Description of the task
Copy everything in the data below exactly except the pictures.

[Data records]
===============
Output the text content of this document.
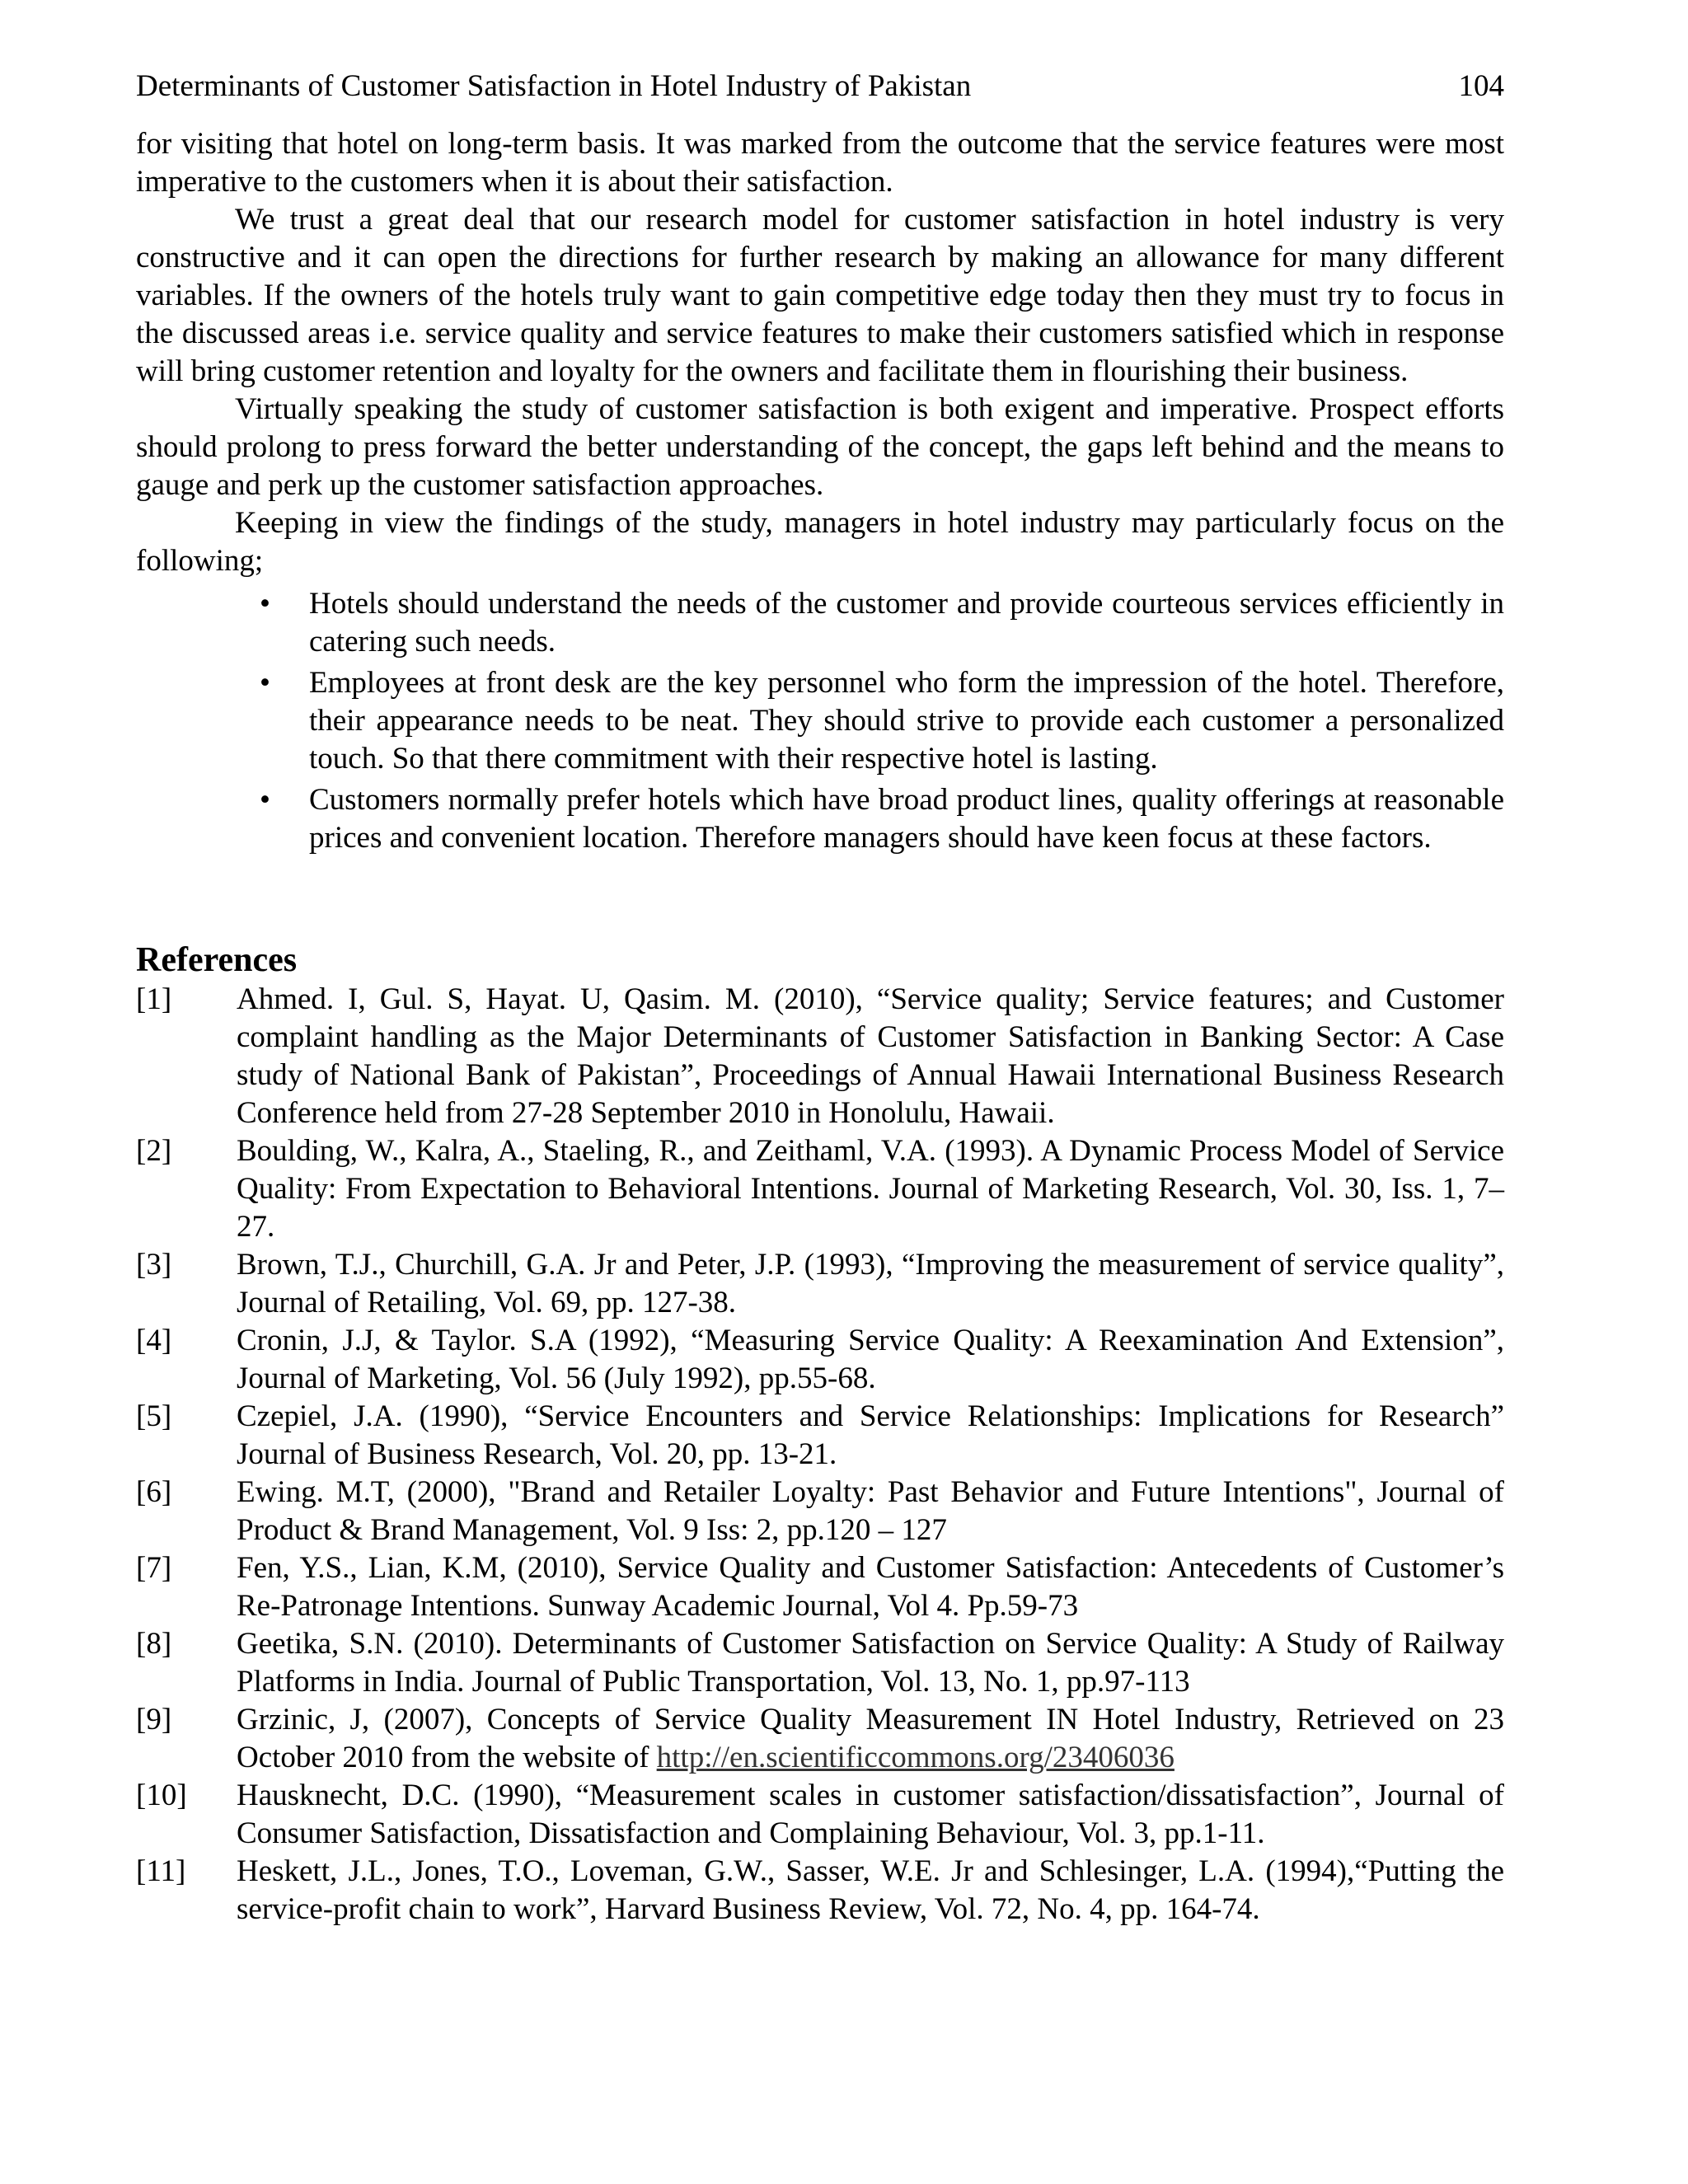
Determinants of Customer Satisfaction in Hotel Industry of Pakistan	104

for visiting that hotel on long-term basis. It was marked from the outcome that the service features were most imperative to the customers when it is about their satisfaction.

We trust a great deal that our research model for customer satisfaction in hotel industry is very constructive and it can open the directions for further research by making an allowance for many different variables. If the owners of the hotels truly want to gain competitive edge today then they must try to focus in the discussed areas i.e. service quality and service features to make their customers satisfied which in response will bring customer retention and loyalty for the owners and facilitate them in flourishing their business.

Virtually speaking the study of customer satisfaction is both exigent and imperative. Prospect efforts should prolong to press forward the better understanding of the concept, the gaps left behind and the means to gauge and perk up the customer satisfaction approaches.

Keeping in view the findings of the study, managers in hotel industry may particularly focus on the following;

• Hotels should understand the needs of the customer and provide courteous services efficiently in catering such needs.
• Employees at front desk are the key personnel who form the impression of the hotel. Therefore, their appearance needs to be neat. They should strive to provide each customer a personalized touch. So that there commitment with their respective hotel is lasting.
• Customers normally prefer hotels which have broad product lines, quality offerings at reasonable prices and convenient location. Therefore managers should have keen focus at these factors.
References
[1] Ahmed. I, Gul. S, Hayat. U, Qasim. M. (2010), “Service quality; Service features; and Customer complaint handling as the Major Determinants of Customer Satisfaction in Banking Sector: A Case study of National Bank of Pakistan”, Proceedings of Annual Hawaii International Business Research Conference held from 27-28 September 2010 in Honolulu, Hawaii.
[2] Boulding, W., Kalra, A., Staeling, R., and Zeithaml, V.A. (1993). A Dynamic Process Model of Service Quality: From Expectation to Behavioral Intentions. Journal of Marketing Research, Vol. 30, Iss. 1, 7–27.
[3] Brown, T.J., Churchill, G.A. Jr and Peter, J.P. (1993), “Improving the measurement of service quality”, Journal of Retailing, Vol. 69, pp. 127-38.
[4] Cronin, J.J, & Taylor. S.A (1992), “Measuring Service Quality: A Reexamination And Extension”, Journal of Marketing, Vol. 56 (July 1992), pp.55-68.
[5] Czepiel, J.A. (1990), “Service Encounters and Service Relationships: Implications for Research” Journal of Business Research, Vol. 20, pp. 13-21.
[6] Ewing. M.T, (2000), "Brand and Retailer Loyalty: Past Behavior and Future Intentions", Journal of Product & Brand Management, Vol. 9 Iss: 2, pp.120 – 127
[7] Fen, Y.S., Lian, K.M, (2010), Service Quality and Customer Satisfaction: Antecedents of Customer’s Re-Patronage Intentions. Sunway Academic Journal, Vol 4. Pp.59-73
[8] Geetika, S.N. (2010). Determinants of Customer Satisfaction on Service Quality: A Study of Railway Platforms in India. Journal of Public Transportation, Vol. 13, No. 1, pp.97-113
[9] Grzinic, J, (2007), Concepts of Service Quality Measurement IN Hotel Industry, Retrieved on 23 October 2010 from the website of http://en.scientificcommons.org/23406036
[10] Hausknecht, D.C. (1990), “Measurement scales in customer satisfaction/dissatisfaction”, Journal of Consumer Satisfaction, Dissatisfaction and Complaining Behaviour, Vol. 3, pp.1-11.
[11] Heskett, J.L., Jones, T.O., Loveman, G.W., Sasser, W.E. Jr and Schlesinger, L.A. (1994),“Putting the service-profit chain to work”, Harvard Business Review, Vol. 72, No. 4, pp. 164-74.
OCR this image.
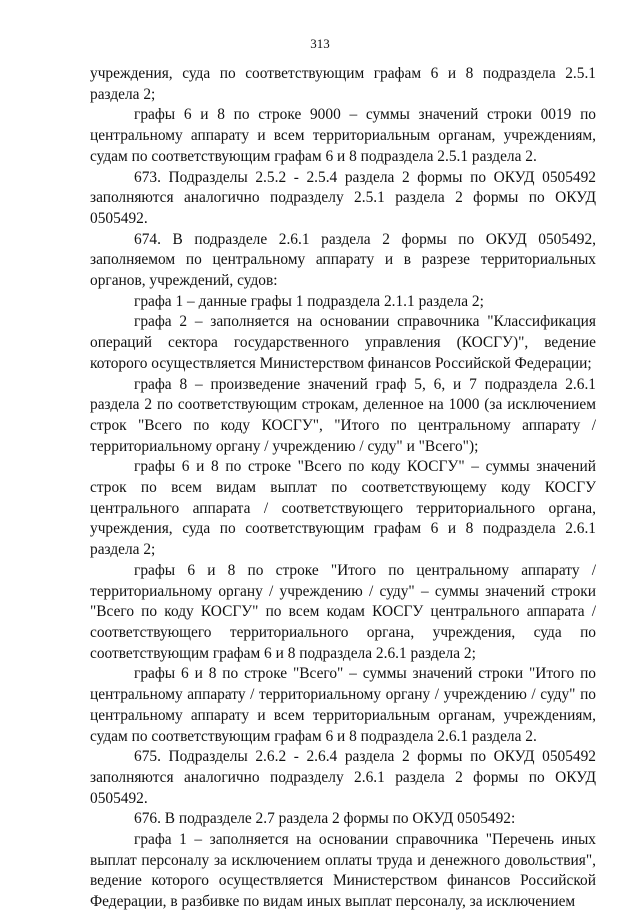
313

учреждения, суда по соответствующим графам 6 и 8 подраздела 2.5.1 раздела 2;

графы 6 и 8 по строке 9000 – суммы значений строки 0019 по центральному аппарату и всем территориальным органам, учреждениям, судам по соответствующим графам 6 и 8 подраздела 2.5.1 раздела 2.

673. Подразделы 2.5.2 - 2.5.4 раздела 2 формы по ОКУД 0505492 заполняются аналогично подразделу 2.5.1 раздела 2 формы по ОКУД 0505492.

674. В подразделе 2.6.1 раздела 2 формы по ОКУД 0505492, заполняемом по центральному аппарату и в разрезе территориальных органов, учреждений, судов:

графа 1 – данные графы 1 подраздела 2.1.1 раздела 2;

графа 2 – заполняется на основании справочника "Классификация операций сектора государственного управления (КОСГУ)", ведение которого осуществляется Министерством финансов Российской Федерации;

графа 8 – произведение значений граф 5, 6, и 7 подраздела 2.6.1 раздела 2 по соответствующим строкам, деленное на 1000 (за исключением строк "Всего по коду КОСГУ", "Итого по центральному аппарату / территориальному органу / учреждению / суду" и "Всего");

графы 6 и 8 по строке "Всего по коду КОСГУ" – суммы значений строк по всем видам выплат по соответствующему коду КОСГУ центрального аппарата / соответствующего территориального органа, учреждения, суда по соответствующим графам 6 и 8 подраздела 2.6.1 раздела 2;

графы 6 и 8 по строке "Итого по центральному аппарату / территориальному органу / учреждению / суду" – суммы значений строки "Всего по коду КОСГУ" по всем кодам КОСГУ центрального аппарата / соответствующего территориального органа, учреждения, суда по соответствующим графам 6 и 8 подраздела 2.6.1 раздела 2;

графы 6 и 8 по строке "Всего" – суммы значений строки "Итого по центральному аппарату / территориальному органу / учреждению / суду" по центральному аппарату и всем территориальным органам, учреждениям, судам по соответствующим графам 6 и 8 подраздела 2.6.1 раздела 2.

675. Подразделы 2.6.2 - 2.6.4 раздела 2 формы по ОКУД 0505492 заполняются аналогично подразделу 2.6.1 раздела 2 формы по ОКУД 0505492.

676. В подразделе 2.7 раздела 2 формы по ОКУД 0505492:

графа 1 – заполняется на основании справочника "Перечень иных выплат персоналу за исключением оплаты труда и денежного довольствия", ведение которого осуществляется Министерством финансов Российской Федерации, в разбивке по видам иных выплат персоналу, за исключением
===============
Answer to the exercise
Output the text content of this document.
Determinants of Customer Satisfaction in Hotel Industry of Pakistan	104

for visiting that hotel on long-term basis. It was marked from the outcome that the service features were most imperative to the customers when it is about their satisfaction.

We trust a great deal that our research model for customer satisfaction in hotel industry is very constructive and it can open the directions for further research by making an allowance for many different variables. If the owners of the hotels truly want to gain competitive edge today then they must try to focus in the discussed areas i.e. service quality and service features to make their customers satisfied which in response will bring customer retention and loyalty for the owners and facilitate them in flourishing their business.

Virtually speaking the study of customer satisfaction is both exigent and imperative. Prospect efforts should prolong to press forward the better understanding of the concept, the gaps left behind and the means to gauge and perk up the customer satisfaction approaches.

Keeping in view the findings of the study, managers in hotel industry may particularly focus on the following;

• Hotels should understand the needs of the customer and provide courteous services efficiently in catering such needs.
• Employees at front desk are the key personnel who form the impression of the hotel. Therefore, their appearance needs to be neat. They should strive to provide each customer a personalized touch. So that there commitment with their respective hotel is lasting.
• Customers normally prefer hotels which have broad product lines, quality offerings at reasonable prices and convenient location. Therefore managers should have keen focus at these factors.
References
[1] Ahmed. I, Gul. S, Hayat. U, Qasim. M. (2010), “Service quality; Service features; and Customer complaint handling as the Major Determinants of Customer Satisfaction in Banking Sector: A Case study of National Bank of Pakistan”, Proceedings of Annual Hawaii International Business Research Conference held from 27-28 September 2010 in Honolulu, Hawaii.
[2] Boulding, W., Kalra, A., Staeling, R., and Zeithaml, V.A. (1993). A Dynamic Process Model of Service Quality: From Expectation to Behavioral Intentions. Journal of Marketing Research, Vol. 30, Iss. 1, 7–27.
[3] Brown, T.J., Churchill, G.A. Jr and Peter, J.P. (1993), “Improving the measurement of service quality”, Journal of Retailing, Vol. 69, pp. 127-38.
[4] Cronin, J.J, & Taylor. S.A (1992), “Measuring Service Quality: A Reexamination And Extension”, Journal of Marketing, Vol. 56 (July 1992), pp.55-68.
[5] Czepiel, J.A. (1990), “Service Encounters and Service Relationships: Implications for Research” Journal of Business Research, Vol. 20, pp. 13-21.
[6] Ewing. M.T, (2000), "Brand and Retailer Loyalty: Past Behavior and Future Intentions", Journal of Product & Brand Management, Vol. 9 Iss: 2, pp.120 – 127
[7] Fen, Y.S., Lian, K.M, (2010), Service Quality and Customer Satisfaction: Antecedents of Customer’s Re-Patronage Intentions. Sunway Academic Journal, Vol 4. Pp.59-73
[8] Geetika, S.N. (2010). Determinants of Customer Satisfaction on Service Quality: A Study of Railway Platforms in India. Journal of Public Transportation, Vol. 13, No. 1, pp.97-113
[9] Grzinic, J, (2007), Concepts of Service Quality Measurement IN Hotel Industry, Retrieved on 23 October 2010 from the website of http://en.scientificcommons.org/23406036
[10] Hausknecht, D.C. (1990), “Measurement scales in customer satisfaction/dissatisfaction”, Journal of Consumer Satisfaction, Dissatisfaction and Complaining Behaviour, Vol. 3, pp.1-11.
[11] Heskett, J.L., Jones, T.O., Loveman, G.W., Sasser, W.E. Jr and Schlesinger, L.A. (1994),“Putting the service-profit chain to work”, Harvard Business Review, Vol. 72, No. 4, pp. 164-74.
OCR this image.
313

учреждения, суда по соответствующим графам 6 и 8 подраздела 2.5.1 раздела 2;

графы 6 и 8 по строке 9000 – суммы значений строки 0019 по центральному аппарату и всем территориальным органам, учреждениям, судам по соответствующим графам 6 и 8 подраздела 2.5.1 раздела 2.

673. Подразделы 2.5.2 - 2.5.4 раздела 2 формы по ОКУД 0505492 заполняются аналогично подразделу 2.5.1 раздела 2 формы по ОКУД 0505492.

674. В подразделе 2.6.1 раздела 2 формы по ОКУД 0505492, заполняемом по центральному аппарату и в разрезе территориальных органов, учреждений, судов:

графа 1 – данные графы 1 подраздела 2.1.1 раздела 2;

графа 2 – заполняется на основании справочника "Классификация операций сектора государственного управления (КОСГУ)", ведение которого осуществляется Министерством финансов Российской Федерации;

графа 8 – произведение значений граф 5, 6, и 7 подраздела 2.6.1 раздела 2 по соответствующим строкам, деленное на 1000 (за исключением строк "Всего по коду КОСГУ", "Итого по центральному аппарату / территориальному органу / учреждению / суду" и "Всего");

графы 6 и 8 по строке "Всего по коду КОСГУ" – суммы значений строк по всем видам выплат по соответствующему коду КОСГУ центрального аппарата / соответствующего территориального органа, учреждения, суда по соответствующим графам 6 и 8 подраздела 2.6.1 раздела 2;

графы 6 и 8 по строке "Итого по центральному аппарату / территориальному органу / учреждению / суду" – суммы значений строки "Всего по коду КОСГУ" по всем кодам КОСГУ центрального аппарата / соответствующего территориального органа, учреждения, суда по соответствующим графам 6 и 8 подраздела 2.6.1 раздела 2;

графы 6 и 8 по строке "Всего" – суммы значений строки "Итого по центральному аппарату / территориальному органу / учреждению / суду" по центральному аппарату и всем территориальным органам, учреждениям, судам по соответствующим графам 6 и 8 подраздела 2.6.1 раздела 2.

675. Подразделы 2.6.2 - 2.6.4 раздела 2 формы по ОКУД 0505492 заполняются аналогично подразделу 2.6.1 раздела 2 формы по ОКУД 0505492.

676. В подразделе 2.7 раздела 2 формы по ОКУД 0505492:

графа 1 – заполняется на основании справочника "Перечень иных выплат персоналу за исключением оплаты труда и денежного довольствия", ведение которого осуществляется Министерством финансов Российской Федерации, в разбивке по видам иных выплат персоналу, за исключением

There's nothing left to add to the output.